■ **What you will do**
Below are the records; pull every line that includes "Output".

··· Exercise input

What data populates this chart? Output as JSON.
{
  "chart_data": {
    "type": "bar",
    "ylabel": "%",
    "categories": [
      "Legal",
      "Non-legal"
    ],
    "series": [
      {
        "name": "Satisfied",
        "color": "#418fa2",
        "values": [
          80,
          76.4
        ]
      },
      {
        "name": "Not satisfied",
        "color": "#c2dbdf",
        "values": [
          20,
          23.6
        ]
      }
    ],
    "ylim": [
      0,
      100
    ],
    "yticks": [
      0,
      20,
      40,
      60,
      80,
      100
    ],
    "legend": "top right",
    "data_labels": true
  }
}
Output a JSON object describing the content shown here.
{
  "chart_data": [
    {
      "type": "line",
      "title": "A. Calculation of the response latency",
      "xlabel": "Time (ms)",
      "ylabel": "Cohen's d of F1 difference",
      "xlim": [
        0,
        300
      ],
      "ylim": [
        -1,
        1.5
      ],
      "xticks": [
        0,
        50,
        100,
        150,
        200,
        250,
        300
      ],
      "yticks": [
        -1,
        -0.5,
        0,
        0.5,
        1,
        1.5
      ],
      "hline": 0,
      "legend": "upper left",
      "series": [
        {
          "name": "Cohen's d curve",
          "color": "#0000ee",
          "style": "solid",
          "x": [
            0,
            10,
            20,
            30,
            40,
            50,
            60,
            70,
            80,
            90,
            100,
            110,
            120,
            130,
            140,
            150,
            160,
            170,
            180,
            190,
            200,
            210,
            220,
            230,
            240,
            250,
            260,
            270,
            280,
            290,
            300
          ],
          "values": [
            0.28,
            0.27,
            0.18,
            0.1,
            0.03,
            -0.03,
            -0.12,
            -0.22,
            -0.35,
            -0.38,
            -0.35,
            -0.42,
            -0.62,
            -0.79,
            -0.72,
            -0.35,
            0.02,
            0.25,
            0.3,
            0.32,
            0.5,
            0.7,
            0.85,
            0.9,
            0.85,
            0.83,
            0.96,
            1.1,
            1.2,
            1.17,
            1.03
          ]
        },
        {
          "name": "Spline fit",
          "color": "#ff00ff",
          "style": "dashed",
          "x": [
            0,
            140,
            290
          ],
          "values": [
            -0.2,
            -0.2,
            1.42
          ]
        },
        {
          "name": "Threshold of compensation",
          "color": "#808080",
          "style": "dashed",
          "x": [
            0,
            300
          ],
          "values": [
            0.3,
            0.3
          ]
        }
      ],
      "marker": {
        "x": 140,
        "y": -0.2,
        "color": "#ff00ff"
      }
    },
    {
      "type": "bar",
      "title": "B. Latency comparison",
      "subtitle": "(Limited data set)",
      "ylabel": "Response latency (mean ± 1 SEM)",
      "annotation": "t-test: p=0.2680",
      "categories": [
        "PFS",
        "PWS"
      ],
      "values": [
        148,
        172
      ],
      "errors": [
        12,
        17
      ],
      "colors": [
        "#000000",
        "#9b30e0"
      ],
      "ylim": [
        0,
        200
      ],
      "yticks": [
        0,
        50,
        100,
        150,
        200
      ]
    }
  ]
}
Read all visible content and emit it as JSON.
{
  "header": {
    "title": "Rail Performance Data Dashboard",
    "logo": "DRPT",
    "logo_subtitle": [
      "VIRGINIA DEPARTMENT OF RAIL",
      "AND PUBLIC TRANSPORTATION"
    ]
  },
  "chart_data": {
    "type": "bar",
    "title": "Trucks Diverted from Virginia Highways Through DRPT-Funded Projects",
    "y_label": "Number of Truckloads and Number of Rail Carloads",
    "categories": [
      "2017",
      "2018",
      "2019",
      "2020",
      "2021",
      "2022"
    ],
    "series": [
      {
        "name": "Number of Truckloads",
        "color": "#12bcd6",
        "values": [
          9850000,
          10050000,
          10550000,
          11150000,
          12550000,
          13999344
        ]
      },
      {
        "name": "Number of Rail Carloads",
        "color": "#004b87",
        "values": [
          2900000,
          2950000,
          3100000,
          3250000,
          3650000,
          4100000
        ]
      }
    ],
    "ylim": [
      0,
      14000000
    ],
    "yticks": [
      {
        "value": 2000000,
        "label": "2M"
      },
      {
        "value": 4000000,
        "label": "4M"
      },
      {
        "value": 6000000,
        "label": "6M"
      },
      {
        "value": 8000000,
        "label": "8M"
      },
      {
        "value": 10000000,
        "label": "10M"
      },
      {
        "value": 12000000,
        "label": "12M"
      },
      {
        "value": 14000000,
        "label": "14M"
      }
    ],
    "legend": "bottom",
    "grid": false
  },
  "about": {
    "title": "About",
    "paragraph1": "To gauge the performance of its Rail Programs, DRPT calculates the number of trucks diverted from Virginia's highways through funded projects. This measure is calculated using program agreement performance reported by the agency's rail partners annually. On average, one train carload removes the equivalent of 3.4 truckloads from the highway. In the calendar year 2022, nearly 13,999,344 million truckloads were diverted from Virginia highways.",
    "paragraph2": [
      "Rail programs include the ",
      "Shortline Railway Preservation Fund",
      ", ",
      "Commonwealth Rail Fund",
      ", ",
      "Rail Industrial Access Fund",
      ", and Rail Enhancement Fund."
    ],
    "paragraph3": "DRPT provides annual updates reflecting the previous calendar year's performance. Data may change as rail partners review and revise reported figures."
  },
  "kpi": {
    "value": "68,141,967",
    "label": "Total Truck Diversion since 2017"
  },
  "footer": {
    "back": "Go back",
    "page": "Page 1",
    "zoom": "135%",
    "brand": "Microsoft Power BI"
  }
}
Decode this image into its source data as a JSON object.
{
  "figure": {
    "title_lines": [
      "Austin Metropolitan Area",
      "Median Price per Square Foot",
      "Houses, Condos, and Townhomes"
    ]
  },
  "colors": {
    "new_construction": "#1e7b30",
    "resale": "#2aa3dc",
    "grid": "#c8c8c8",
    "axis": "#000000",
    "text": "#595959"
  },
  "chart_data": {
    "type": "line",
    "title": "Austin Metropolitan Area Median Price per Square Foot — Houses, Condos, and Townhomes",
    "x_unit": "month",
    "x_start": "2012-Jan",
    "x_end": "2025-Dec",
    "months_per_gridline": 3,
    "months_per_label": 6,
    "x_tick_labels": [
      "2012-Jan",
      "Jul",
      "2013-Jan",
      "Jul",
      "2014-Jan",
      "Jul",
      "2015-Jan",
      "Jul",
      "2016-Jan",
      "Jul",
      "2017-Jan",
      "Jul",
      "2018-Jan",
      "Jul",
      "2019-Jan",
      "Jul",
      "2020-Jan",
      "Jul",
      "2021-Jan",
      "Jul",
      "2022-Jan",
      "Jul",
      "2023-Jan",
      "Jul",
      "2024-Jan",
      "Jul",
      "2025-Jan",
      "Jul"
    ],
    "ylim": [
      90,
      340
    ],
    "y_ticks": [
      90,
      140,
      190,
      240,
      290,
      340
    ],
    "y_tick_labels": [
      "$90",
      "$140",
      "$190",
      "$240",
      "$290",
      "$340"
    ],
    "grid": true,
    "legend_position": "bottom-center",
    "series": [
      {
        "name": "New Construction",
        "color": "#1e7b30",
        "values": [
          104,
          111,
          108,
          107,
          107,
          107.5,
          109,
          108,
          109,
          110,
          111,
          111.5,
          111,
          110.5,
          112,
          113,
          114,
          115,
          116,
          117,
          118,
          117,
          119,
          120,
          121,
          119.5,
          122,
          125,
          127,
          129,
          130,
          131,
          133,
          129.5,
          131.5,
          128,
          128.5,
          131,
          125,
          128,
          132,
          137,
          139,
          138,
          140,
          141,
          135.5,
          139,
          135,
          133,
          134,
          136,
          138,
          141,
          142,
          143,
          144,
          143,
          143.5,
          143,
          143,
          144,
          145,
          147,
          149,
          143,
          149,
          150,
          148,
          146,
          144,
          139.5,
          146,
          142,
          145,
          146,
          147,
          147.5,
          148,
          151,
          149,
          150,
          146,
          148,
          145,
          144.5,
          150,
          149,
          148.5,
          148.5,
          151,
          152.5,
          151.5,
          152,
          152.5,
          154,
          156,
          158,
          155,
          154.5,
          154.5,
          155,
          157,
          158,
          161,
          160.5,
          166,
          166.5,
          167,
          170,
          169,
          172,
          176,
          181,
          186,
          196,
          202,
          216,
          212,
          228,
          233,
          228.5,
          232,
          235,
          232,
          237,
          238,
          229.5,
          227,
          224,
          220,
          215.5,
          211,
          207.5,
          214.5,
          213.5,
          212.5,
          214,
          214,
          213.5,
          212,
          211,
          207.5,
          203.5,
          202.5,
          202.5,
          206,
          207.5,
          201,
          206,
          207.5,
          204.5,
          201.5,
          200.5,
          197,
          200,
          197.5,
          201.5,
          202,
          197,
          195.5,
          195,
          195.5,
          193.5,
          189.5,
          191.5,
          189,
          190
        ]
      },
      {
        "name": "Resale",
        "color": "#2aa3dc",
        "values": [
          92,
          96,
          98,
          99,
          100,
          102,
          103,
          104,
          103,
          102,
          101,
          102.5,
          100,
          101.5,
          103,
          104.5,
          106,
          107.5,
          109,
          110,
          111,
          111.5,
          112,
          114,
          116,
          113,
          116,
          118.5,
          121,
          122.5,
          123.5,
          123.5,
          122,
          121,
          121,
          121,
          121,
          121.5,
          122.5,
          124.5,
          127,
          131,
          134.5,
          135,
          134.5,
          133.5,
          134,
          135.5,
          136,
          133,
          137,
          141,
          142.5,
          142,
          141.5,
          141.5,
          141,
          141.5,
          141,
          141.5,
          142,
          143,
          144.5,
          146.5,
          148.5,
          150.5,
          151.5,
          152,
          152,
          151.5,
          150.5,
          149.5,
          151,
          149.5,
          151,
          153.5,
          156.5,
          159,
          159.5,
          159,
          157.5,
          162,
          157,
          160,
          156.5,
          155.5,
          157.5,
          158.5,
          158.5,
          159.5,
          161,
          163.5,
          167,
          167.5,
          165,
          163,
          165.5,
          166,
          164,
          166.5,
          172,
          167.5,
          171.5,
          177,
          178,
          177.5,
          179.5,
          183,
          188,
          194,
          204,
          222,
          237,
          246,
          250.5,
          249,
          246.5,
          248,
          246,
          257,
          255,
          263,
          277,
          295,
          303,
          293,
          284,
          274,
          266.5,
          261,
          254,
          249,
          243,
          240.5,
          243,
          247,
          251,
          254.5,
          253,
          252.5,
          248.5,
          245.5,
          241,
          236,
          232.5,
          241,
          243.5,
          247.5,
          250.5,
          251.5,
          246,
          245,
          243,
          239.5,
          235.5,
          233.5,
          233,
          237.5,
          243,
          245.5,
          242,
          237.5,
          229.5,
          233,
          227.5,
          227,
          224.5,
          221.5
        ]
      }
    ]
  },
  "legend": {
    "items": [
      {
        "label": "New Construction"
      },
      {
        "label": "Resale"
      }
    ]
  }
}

······

■ **Task solution**
What data populates this chart? Output as JSON.
Output a JSON object describing the content shown here.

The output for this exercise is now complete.